Task
Give the material again in full, matching it exactly.

Extracted records
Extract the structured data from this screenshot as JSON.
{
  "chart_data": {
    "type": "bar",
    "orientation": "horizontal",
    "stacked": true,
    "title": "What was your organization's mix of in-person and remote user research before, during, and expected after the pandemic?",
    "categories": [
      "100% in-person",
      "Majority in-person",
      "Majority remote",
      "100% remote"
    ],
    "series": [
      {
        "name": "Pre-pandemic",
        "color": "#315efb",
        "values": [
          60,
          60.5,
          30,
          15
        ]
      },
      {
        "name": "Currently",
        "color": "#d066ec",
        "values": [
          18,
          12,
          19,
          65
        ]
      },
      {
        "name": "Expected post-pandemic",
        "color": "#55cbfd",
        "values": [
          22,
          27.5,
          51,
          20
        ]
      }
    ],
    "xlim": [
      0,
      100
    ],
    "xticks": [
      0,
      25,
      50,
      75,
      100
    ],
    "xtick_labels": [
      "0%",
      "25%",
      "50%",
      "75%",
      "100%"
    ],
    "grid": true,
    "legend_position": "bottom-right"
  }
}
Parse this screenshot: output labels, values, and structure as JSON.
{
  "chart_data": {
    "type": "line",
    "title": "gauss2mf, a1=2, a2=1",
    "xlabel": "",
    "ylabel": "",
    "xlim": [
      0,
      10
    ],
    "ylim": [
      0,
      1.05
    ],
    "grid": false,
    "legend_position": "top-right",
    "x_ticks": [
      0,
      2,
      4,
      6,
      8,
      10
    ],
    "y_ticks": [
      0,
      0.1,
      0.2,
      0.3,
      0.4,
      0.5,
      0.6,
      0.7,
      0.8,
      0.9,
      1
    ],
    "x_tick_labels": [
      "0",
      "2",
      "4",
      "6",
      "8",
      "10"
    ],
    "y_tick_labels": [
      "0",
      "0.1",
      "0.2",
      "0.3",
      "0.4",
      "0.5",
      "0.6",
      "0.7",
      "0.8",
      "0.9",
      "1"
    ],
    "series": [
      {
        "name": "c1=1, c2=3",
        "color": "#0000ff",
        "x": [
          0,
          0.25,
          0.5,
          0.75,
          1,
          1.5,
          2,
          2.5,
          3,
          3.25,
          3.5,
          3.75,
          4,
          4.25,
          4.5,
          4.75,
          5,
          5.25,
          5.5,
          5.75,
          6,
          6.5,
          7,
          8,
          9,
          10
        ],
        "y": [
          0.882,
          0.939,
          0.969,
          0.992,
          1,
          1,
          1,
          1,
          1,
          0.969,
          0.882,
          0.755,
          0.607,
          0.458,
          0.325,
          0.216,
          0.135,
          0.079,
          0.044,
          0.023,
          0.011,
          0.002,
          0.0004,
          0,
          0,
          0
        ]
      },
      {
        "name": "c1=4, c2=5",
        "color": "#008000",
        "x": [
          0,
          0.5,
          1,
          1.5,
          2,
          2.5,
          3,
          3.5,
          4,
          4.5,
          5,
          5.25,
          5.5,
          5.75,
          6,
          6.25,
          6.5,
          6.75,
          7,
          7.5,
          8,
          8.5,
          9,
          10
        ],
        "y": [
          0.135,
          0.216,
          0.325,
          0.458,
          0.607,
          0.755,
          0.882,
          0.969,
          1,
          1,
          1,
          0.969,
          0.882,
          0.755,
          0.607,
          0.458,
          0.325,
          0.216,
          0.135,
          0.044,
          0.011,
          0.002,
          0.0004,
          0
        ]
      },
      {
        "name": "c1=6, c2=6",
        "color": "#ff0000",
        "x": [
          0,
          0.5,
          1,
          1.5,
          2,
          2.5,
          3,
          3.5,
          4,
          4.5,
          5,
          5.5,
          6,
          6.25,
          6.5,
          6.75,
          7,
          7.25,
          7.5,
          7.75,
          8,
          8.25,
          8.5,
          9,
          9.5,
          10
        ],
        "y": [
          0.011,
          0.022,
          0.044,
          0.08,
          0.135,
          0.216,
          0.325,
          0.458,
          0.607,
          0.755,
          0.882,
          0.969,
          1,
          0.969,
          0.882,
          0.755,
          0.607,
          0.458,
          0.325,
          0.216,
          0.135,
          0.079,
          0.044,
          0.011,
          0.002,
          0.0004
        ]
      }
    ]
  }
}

Response below
Extract the structured data from this screenshot as JSON.
{
  "chart_data": {
    "type": "bar",
    "orientation": "horizontal",
    "stacked": true,
    "title": "What was your organization's mix of in-person and remote user research before, during, and expected after the pandemic?",
    "categories": [
      "100% in-person",
      "Majority in-person",
      "Majority remote",
      "100% remote"
    ],
    "series": [
      {
        "name": "Pre-pandemic",
        "color": "#315efb",
        "values": [
          60,
          60.5,
          30,
          15
        ]
      },
      {
        "name": "Currently",
        "color": "#d066ec",
        "values": [
          18,
          12,
          19,
          65
        ]
      },
      {
        "name": "Expected post-pandemic",
        "color": "#55cbfd",
        "values": [
          22,
          27.5,
          51,
          20
        ]
      }
    ],
    "xlim": [
      0,
      100
    ],
    "xticks": [
      0,
      25,
      50,
      75,
      100
    ],
    "xtick_labels": [
      "0%",
      "25%",
      "50%",
      "75%",
      "100%"
    ],
    "grid": true,
    "legend_position": "bottom-right"
  }
}
Parse this screenshot: output labels, values, and structure as JSON.
{
  "chart_data": {
    "type": "line",
    "title": "gauss2mf, a1=2, a2=1",
    "xlabel": "",
    "ylabel": "",
    "xlim": [
      0,
      10
    ],
    "ylim": [
      0,
      1.05
    ],
    "grid": false,
    "legend_position": "top-right",
    "x_ticks": [
      0,
      2,
      4,
      6,
      8,
      10
    ],
    "y_ticks": [
      0,
      0.1,
      0.2,
      0.3,
      0.4,
      0.5,
      0.6,
      0.7,
      0.8,
      0.9,
      1
    ],
    "x_tick_labels": [
      "0",
      "2",
      "4",
      "6",
      "8",
      "10"
    ],
    "y_tick_labels": [
      "0",
      "0.1",
      "0.2",
      "0.3",
      "0.4",
      "0.5",
      "0.6",
      "0.7",
      "0.8",
      "0.9",
      "1"
    ],
    "series": [
      {
        "name": "c1=1, c2=3",
        "color": "#0000ff",
        "x": [
          0,
          0.25,
          0.5,
          0.75,
          1,
          1.5,
          2,
          2.5,
          3,
          3.25,
          3.5,
          3.75,
          4,
          4.25,
          4.5,
          4.75,
          5,
          5.25,
          5.5,
          5.75,
          6,
          6.5,
          7,
          8,
          9,
          10
        ],
        "y": [
          0.882,
          0.939,
          0.969,
          0.992,
          1,
          1,
          1,
          1,
          1,
          0.969,
          0.882,
          0.755,
          0.607,
          0.458,
          0.325,
          0.216,
          0.135,
          0.079,
          0.044,
          0.023,
          0.011,
          0.002,
          0.0004,
          0,
          0,
          0
        ]
      },
      {
        "name": "c1=4, c2=5",
        "color": "#008000",
        "x": [
          0,
          0.5,
          1,
          1.5,
          2,
          2.5,
          3,
          3.5,
          4,
          4.5,
          5,
          5.25,
          5.5,
          5.75,
          6,
          6.25,
          6.5,
          6.75,
          7,
          7.5,
          8,
          8.5,
          9,
          10
        ],
        "y": [
          0.135,
          0.216,
          0.325,
          0.458,
          0.607,
          0.755,
          0.882,
          0.969,
          1,
          1,
          1,
          0.969,
          0.882,
          0.755,
          0.607,
          0.458,
          0.325,
          0.216,
          0.135,
          0.044,
          0.011,
          0.002,
          0.0004,
          0
        ]
      },
      {
        "name": "c1=6, c2=6",
        "color": "#ff0000",
        "x": [
          0,
          0.5,
          1,
          1.5,
          2,
          2.5,
          3,
          3.5,
          4,
          4.5,
          5,
          5.5,
          6,
          6.25,
          6.5,
          6.75,
          7,
          7.25,
          7.5,
          7.75,
          8,
          8.25,
          8.5,
          9,
          9.5,
          10
        ],
        "y": [
          0.011,
          0.022,
          0.044,
          0.08,
          0.135,
          0.216,
          0.325,
          0.458,
          0.607,
          0.755,
          0.882,
          0.969,
          1,
          0.969,
          0.882,
          0.755,
          0.607,
          0.458,
          0.325,
          0.216,
          0.135,
          0.079,
          0.044,
          0.011,
          0.002,
          0.0004
        ]
      }
    ]
  }
}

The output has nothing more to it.